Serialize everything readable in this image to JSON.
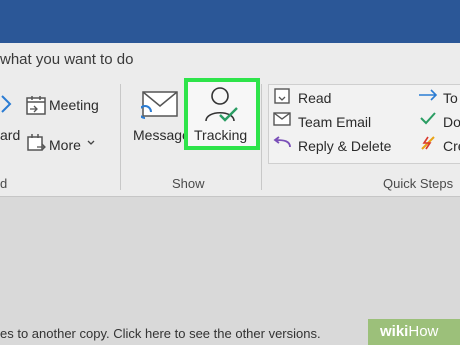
{
  "tell_me": {
    "text": "what you want to do"
  },
  "ribbon": {
    "respond_group": {
      "meeting_label": "Meeting",
      "forward_label": "ard",
      "more_label": "More",
      "group_label": "d"
    },
    "show_group": {
      "message_label": "Message",
      "tracking_label": "Tracking",
      "group_label": "Show"
    },
    "quick_steps": {
      "items": [
        "Read",
        "Team Email",
        "Reply & Delete"
      ],
      "side_items": [
        "To",
        "Do",
        "Cre"
      ],
      "group_label": "Quick Steps"
    }
  },
  "status": {
    "text": "es to another copy. Click here to see the other versions."
  },
  "watermark": {
    "brand": "wiki",
    "how": "How"
  },
  "colors": {
    "highlight": "#2ee44a",
    "titlebar": "#2b5797"
  },
  "icons": [
    "calendar-icon",
    "reply-arrow-icon",
    "more-icon",
    "envelope-icon",
    "person-check-icon",
    "read-icon",
    "team-email-icon",
    "reply-delete-icon",
    "to-arrow-icon",
    "check-icon",
    "create-icon"
  ]
}
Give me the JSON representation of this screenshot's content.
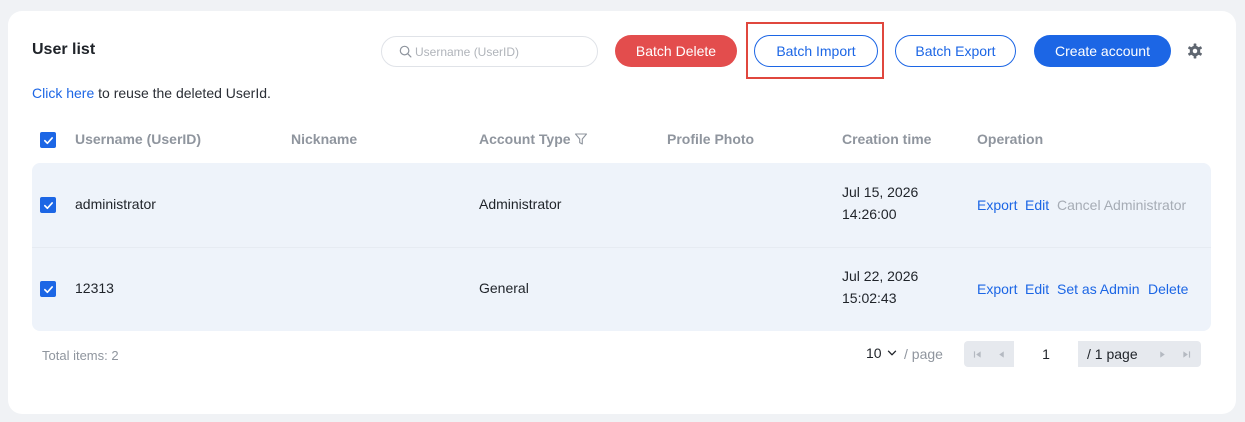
{
  "header": {
    "title": "User list",
    "search_placeholder": "Username (UserID)",
    "batch_delete_label": "Batch Delete",
    "batch_import_label": "Batch Import",
    "batch_export_label": "Batch Export",
    "create_account_label": "Create account",
    "settings_icon": "gear-icon"
  },
  "hint": {
    "link_text": "Click here",
    "rest_text": " to reuse the deleted UserId."
  },
  "table": {
    "columns": [
      "Username (UserID)",
      "Nickname",
      "Account Type",
      "Profile Photo",
      "Creation time",
      "Operation"
    ],
    "filter_icon": "filter-icon",
    "rows": [
      {
        "checked": true,
        "username": "administrator",
        "nickname": "",
        "account_type": "Administrator",
        "profile_photo": "",
        "creation_date": "Jul 15, 2026",
        "creation_clock": "14:26:00",
        "operations": [
          "Export",
          "Edit",
          "Cancel Administrator"
        ]
      },
      {
        "checked": true,
        "username": "12313",
        "nickname": "",
        "account_type": "General",
        "profile_photo": "",
        "creation_date": "Jul 22, 2026",
        "creation_clock": "15:02:43",
        "operations": [
          "Export",
          "Edit",
          "Set as Admin",
          "Delete"
        ]
      }
    ]
  },
  "footer": {
    "total_label": "Total items:",
    "total_count": "2",
    "page_size": "10",
    "per_page_label": "/ page",
    "current_page": "1",
    "total_pages_label": "/ 1 page"
  },
  "colors": {
    "primary": "#1c66e5",
    "danger": "#e34d4d",
    "highlight_box": "#e0473e",
    "row_bg": "#eef3fa"
  }
}
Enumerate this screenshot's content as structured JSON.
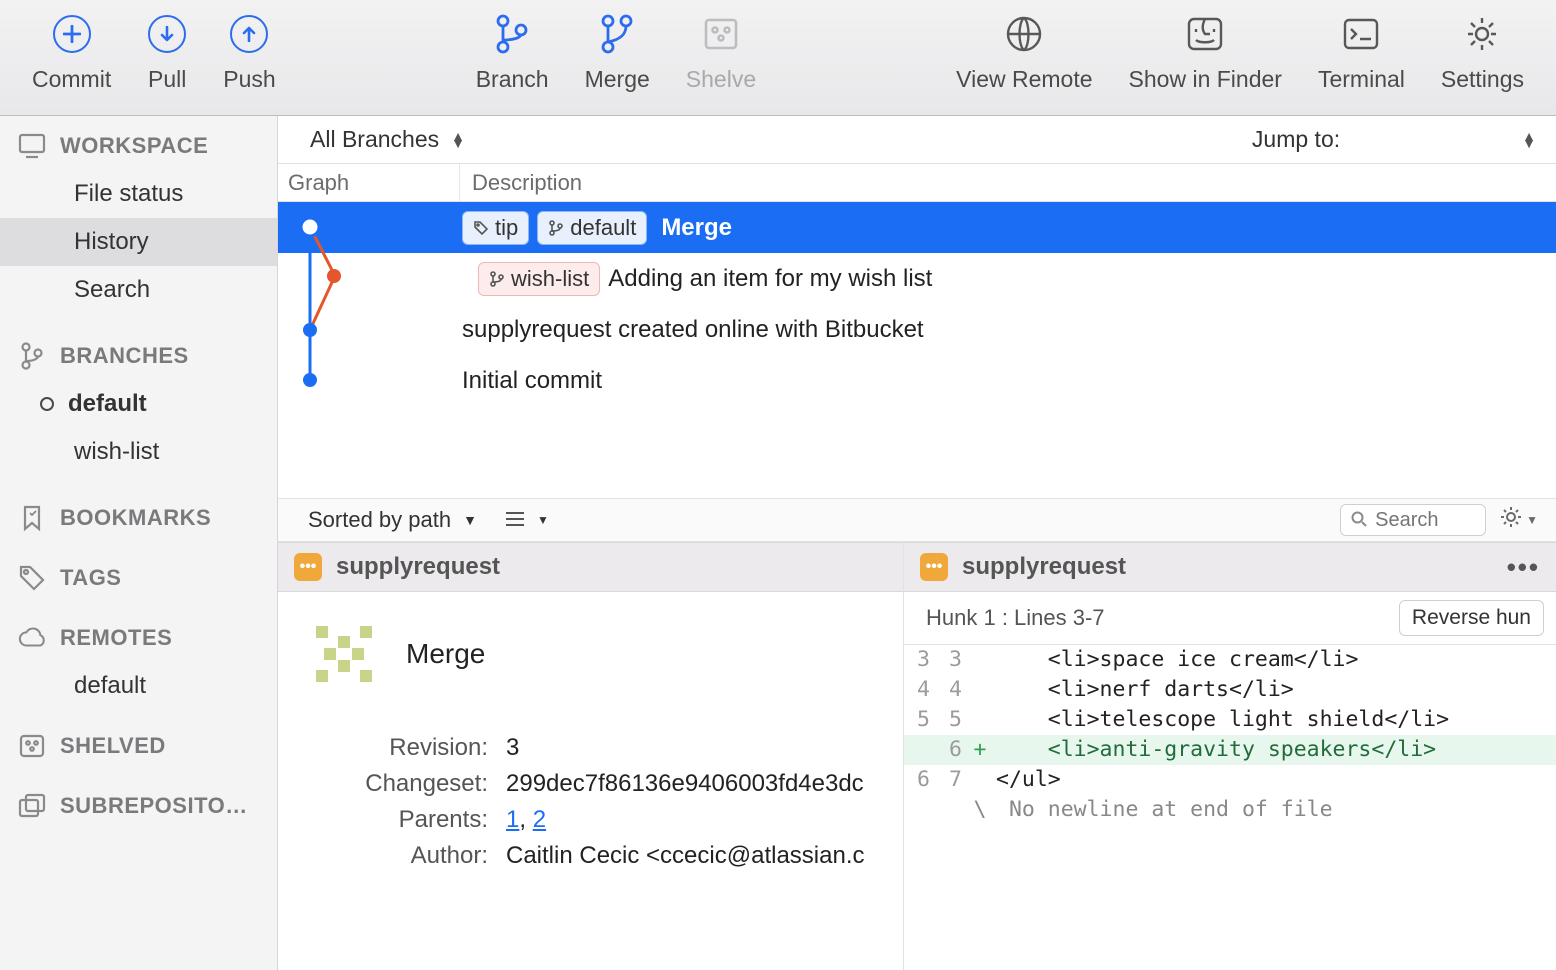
{
  "toolbar": {
    "commit": "Commit",
    "pull": "Pull",
    "push": "Push",
    "branch": "Branch",
    "merge": "Merge",
    "shelve": "Shelve",
    "view_remote": "View Remote",
    "show_in_finder": "Show in Finder",
    "terminal": "Terminal",
    "settings": "Settings"
  },
  "sidebar": {
    "workspace": {
      "header": "WORKSPACE",
      "file_status": "File status",
      "history": "History",
      "search": "Search"
    },
    "branches": {
      "header": "BRANCHES",
      "default": "default",
      "wish_list": "wish-list"
    },
    "bookmarks": {
      "header": "BOOKMARKS"
    },
    "tags": {
      "header": "TAGS"
    },
    "remotes": {
      "header": "REMOTES",
      "default": "default"
    },
    "shelved": {
      "header": "SHELVED"
    },
    "subrepos": {
      "header": "SUBREPOSITO…"
    }
  },
  "filter": {
    "all_branches": "All Branches",
    "jump_to": "Jump to:"
  },
  "hist_headers": {
    "graph": "Graph",
    "description": "Description"
  },
  "commits": [
    {
      "tags": [
        {
          "icon": "tag",
          "text": "tip"
        },
        {
          "icon": "branch",
          "text": "default"
        }
      ],
      "desc": "Merge",
      "selected": true
    },
    {
      "tags": [
        {
          "icon": "branch",
          "text": "wish-list",
          "pink": true
        }
      ],
      "desc": "Adding an item for my wish list"
    },
    {
      "tags": [],
      "desc": "supplyrequest created online with Bitbucket"
    },
    {
      "tags": [],
      "desc": "Initial commit"
    }
  ],
  "mid": {
    "sorted_by": "Sorted by path",
    "search_placeholder": "Search"
  },
  "file": {
    "name": "supplyrequest"
  },
  "details": {
    "title": "Merge",
    "revision_label": "Revision:",
    "revision": "3",
    "changeset_label": "Changeset:",
    "changeset": "299dec7f86136e9406003fd4e3dc",
    "parents_label": "Parents:",
    "parents_sep": ", ",
    "parent1": "1",
    "parent2": "2",
    "author_label": "Author:",
    "author": "Caitlin Cecic  <ccecic@atlassian.c"
  },
  "diff": {
    "hunk_label": "Hunk 1 : Lines 3-7",
    "reverse_btn": "Reverse hun",
    "lines": [
      {
        "l": "3",
        "r": "3",
        "m": " ",
        "t": "    <li>space ice cream</li>"
      },
      {
        "l": "4",
        "r": "4",
        "m": " ",
        "t": "    <li>nerf darts</li>"
      },
      {
        "l": "5",
        "r": "5",
        "m": " ",
        "t": "    <li>telescope light shield</li>"
      },
      {
        "l": "",
        "r": "6",
        "m": "+",
        "t": "    <li>anti-gravity speakers</li>",
        "added": true
      },
      {
        "l": "6",
        "r": "7",
        "m": " ",
        "t": "</ul>"
      },
      {
        "l": "",
        "r": "",
        "m": "\\",
        "t": " No newline at end of file",
        "meta": true
      }
    ]
  }
}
****************************************
▶ _Do this_
Copy the data character for character, but drop all pictures from the copy.

▶ _In response_
Serialize everything readable in this image to JSON.
{
  "tell_me": {
    "text": "what you want to do"
  },
  "ribbon": {
    "respond_group": {
      "meeting_label": "Meeting",
      "forward_label": "ard",
      "more_label": "More",
      "group_label": "d"
    },
    "show_group": {
      "message_label": "Message",
      "tracking_label": "Tracking",
      "group_label": "Show"
    },
    "quick_steps": {
      "items": [
        "Read",
        "Team Email",
        "Reply & Delete"
      ],
      "side_items": [
        "To",
        "Do",
        "Cre"
      ],
      "group_label": "Quick Steps"
    }
  },
  "status": {
    "text": "es to another copy. Click here to see the other versions."
  },
  "watermark": {
    "brand": "wiki",
    "how": "How"
  },
  "colors": {
    "highlight": "#2ee44a",
    "titlebar": "#2b5797"
  },
  "icons": [
    "calendar-icon",
    "reply-arrow-icon",
    "more-icon",
    "envelope-icon",
    "person-check-icon",
    "read-icon",
    "team-email-icon",
    "reply-delete-icon",
    "to-arrow-icon",
    "check-icon",
    "create-icon"
  ]
}
Give me the JSON representation of this screenshot's content.
{
  "header": {
    "title": "User list",
    "search_placeholder": "Username (UserID)",
    "batch_delete_label": "Batch Delete",
    "batch_import_label": "Batch Import",
    "batch_export_label": "Batch Export",
    "create_account_label": "Create account",
    "settings_icon": "gear-icon"
  },
  "hint": {
    "link_text": "Click here",
    "rest_text": " to reuse the deleted UserId."
  },
  "table": {
    "columns": [
      "Username (UserID)",
      "Nickname",
      "Account Type",
      "Profile Photo",
      "Creation time",
      "Operation"
    ],
    "filter_icon": "filter-icon",
    "rows": [
      {
        "checked": true,
        "username": "administrator",
        "nickname": "",
        "account_type": "Administrator",
        "profile_photo": "",
        "creation_date": "Jul 15, 2026",
        "creation_clock": "14:26:00",
        "operations": [
          "Export",
          "Edit",
          "Cancel Administrator"
        ]
      },
      {
        "checked": true,
        "username": "12313",
        "nickname": "",
        "account_type": "General",
        "profile_photo": "",
        "creation_date": "Jul 22, 2026",
        "creation_clock": "15:02:43",
        "operations": [
          "Export",
          "Edit",
          "Set as Admin",
          "Delete"
        ]
      }
    ]
  },
  "footer": {
    "total_label": "Total items:",
    "total_count": "2",
    "page_size": "10",
    "per_page_label": "/ page",
    "current_page": "1",
    "total_pages_label": "/ 1 page"
  },
  "colors": {
    "primary": "#1c66e5",
    "danger": "#e34d4d",
    "highlight_box": "#e0473e",
    "row_bg": "#eef3fa"
  }
}
Enumerate this screenshot's content as structured JSON.
{
  "toolbar": {
    "commit": "Commit",
    "pull": "Pull",
    "push": "Push",
    "branch": "Branch",
    "merge": "Merge",
    "shelve": "Shelve",
    "view_remote": "View Remote",
    "show_in_finder": "Show in Finder",
    "terminal": "Terminal",
    "settings": "Settings"
  },
  "sidebar": {
    "workspace": {
      "header": "WORKSPACE",
      "file_status": "File status",
      "history": "History",
      "search": "Search"
    },
    "branches": {
      "header": "BRANCHES",
      "default": "default",
      "wish_list": "wish-list"
    },
    "bookmarks": {
      "header": "BOOKMARKS"
    },
    "tags": {
      "header": "TAGS"
    },
    "remotes": {
      "header": "REMOTES",
      "default": "default"
    },
    "shelved": {
      "header": "SHELVED"
    },
    "subrepos": {
      "header": "SUBREPOSITO…"
    }
  },
  "filter": {
    "all_branches": "All Branches",
    "jump_to": "Jump to:"
  },
  "hist_headers": {
    "graph": "Graph",
    "description": "Description"
  },
  "commits": [
    {
      "tags": [
        {
          "icon": "tag",
          "text": "tip"
        },
        {
          "icon": "branch",
          "text": "default"
        }
      ],
      "desc": "Merge",
      "selected": true
    },
    {
      "tags": [
        {
          "icon": "branch",
          "text": "wish-list",
          "pink": true
        }
      ],
      "desc": "Adding an item for my wish list"
    },
    {
      "tags": [],
      "desc": "supplyrequest created online with Bitbucket"
    },
    {
      "tags": [],
      "desc": "Initial commit"
    }
  ],
  "mid": {
    "sorted_by": "Sorted by path",
    "search_placeholder": "Search"
  },
  "file": {
    "name": "supplyrequest"
  },
  "details": {
    "title": "Merge",
    "revision_label": "Revision:",
    "revision": "3",
    "changeset_label": "Changeset:",
    "changeset": "299dec7f86136e9406003fd4e3dc",
    "parents_label": "Parents:",
    "parents_sep": ", ",
    "parent1": "1",
    "parent2": "2",
    "author_label": "Author:",
    "author": "Caitlin Cecic  <ccecic@atlassian.c"
  },
  "diff": {
    "hunk_label": "Hunk 1 : Lines 3-7",
    "reverse_btn": "Reverse hun",
    "lines": [
      {
        "l": "3",
        "r": "3",
        "m": " ",
        "t": "    <li>space ice cream</li>"
      },
      {
        "l": "4",
        "r": "4",
        "m": " ",
        "t": "    <li>nerf darts</li>"
      },
      {
        "l": "5",
        "r": "5",
        "m": " ",
        "t": "    <li>telescope light shield</li>"
      },
      {
        "l": "",
        "r": "6",
        "m": "+",
        "t": "    <li>anti-gravity speakers</li>",
        "added": true
      },
      {
        "l": "6",
        "r": "7",
        "m": " ",
        "t": "</ul>"
      },
      {
        "l": "",
        "r": "",
        "m": "\\",
        "t": " No newline at end of file",
        "meta": true
      }
    ]
  }
}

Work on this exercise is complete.